### Aim of the exercise
Your copy of the material below should match it exactly, except that it holds no pictures.

### Recorded information
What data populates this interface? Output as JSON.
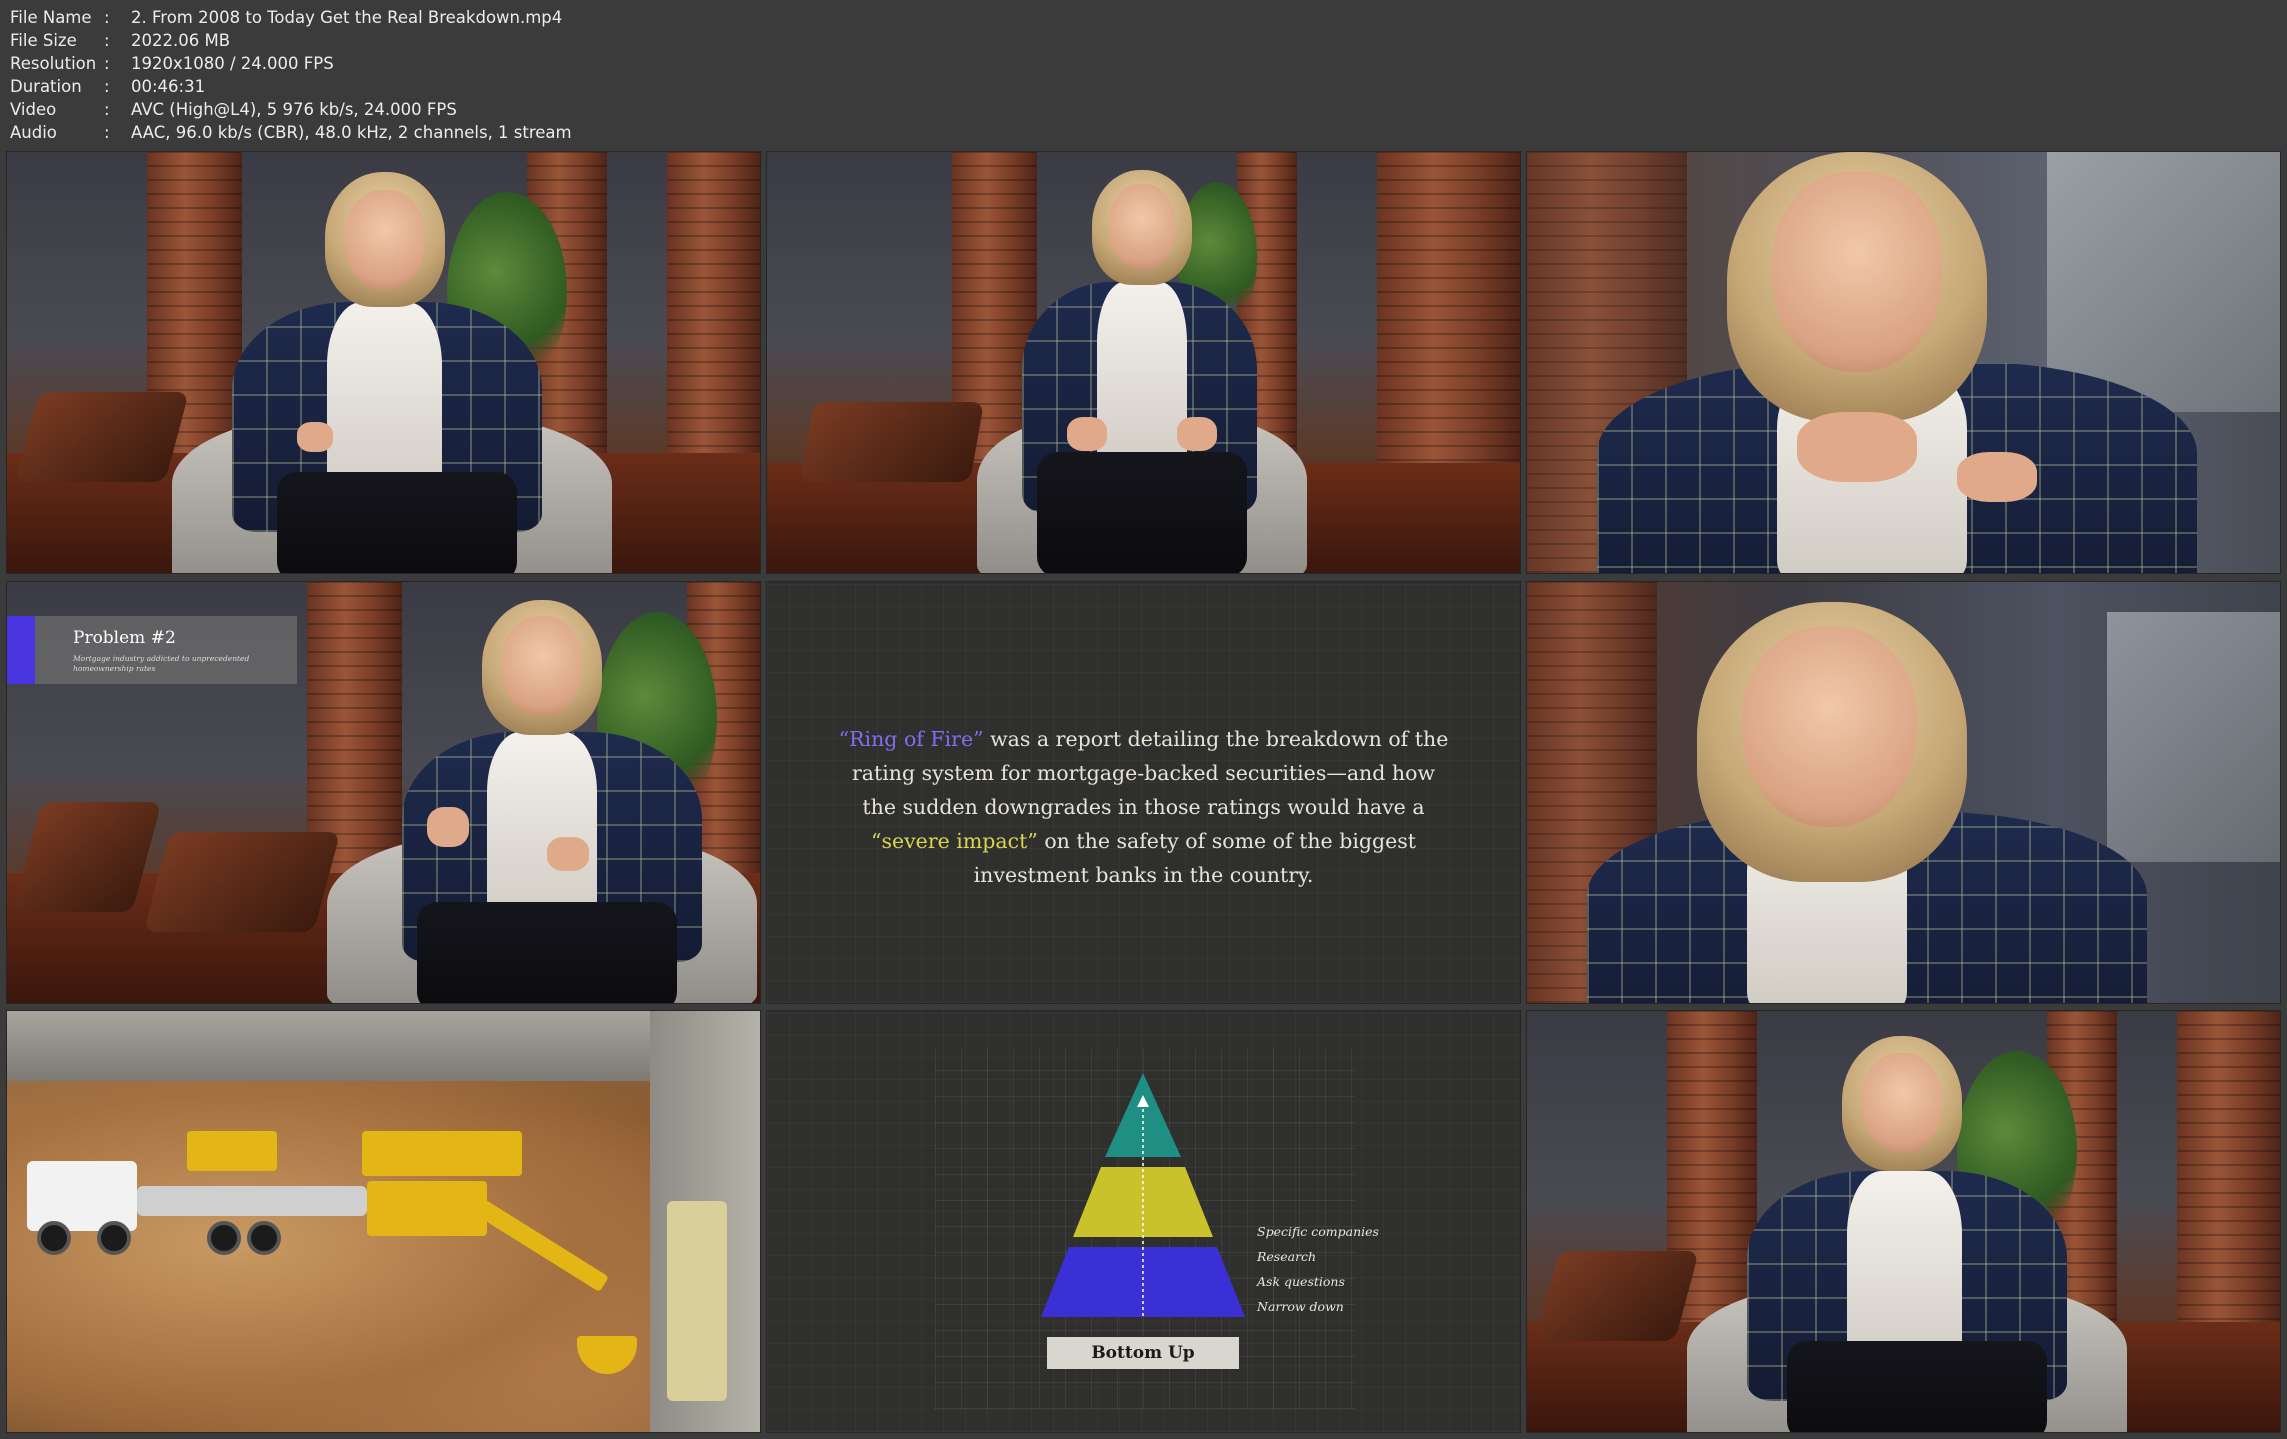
{
  "meta": {
    "rows": [
      {
        "key": "File Name",
        "value": "2. From 2008 to Today Get the Real Breakdown.mp4"
      },
      {
        "key": "File Size",
        "value": "2022.06 MB"
      },
      {
        "key": "Resolution",
        "value": "1920x1080 / 24.000 FPS"
      },
      {
        "key": "Duration",
        "value": "00:46:31"
      },
      {
        "key": "Video",
        "value": "AVC (High@L4), 5 976 kb/s, 24.000 FPS"
      },
      {
        "key": "Audio",
        "value": "AAC, 96.0 kb/s (CBR), 48.0 kHz, 2 channels, 1 stream"
      }
    ],
    "separator": ":"
  },
  "problem_tag": {
    "title": "Problem #2",
    "subtitle": "Mortgage industry addicted to unprecedented homeownership rates"
  },
  "quote": {
    "part1": "“Ring of Fire”",
    "part2": " was a report detailing the breakdown of the rating system for mortgage-backed securities—and how the sudden downgrades in those ratings would have a ",
    "part3": "“severe impact”",
    "part4": " on the safety of some of the biggest investment banks in the country."
  },
  "pyramid": {
    "labels": [
      "Specific companies",
      "Research",
      "Ask questions",
      "Narrow down"
    ],
    "button": "Bottom Up",
    "colors": {
      "top": "#1f8f84",
      "middle": "#c9c22a",
      "bottom": "#3b2fd6"
    }
  },
  "colors": {
    "background": "#3b3b3b",
    "accent_purple": "#7f6ef0",
    "accent_yellow": "#d7d552",
    "tag_bar": "#4a36e0"
  }
}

### Solution to this problem
What data populates this interface? Output as JSON.
{
  "meta": {
    "rows": [
      {
        "key": "File Name",
        "value": "2. From 2008 to Today Get the Real Breakdown.mp4"
      },
      {
        "key": "File Size",
        "value": "2022.06 MB"
      },
      {
        "key": "Resolution",
        "value": "1920x1080 / 24.000 FPS"
      },
      {
        "key": "Duration",
        "value": "00:46:31"
      },
      {
        "key": "Video",
        "value": "AVC (High@L4), 5 976 kb/s, 24.000 FPS"
      },
      {
        "key": "Audio",
        "value": "AAC, 96.0 kb/s (CBR), 48.0 kHz, 2 channels, 1 stream"
      }
    ],
    "separator": ":"
  },
  "problem_tag": {
    "title": "Problem #2",
    "subtitle": "Mortgage industry addicted to unprecedented homeownership rates"
  },
  "quote": {
    "part1": "“Ring of Fire”",
    "part2": " was a report detailing the breakdown of the rating system for mortgage-backed securities—and how the sudden downgrades in those ratings would have a ",
    "part3": "“severe impact”",
    "part4": " on the safety of some of the biggest investment banks in the country."
  },
  "pyramid": {
    "labels": [
      "Specific companies",
      "Research",
      "Ask questions",
      "Narrow down"
    ],
    "button": "Bottom Up",
    "colors": {
      "top": "#1f8f84",
      "middle": "#c9c22a",
      "bottom": "#3b2fd6"
    }
  },
  "colors": {
    "background": "#3b3b3b",
    "accent_purple": "#7f6ef0",
    "accent_yellow": "#d7d552",
    "tag_bar": "#4a36e0"
  }
}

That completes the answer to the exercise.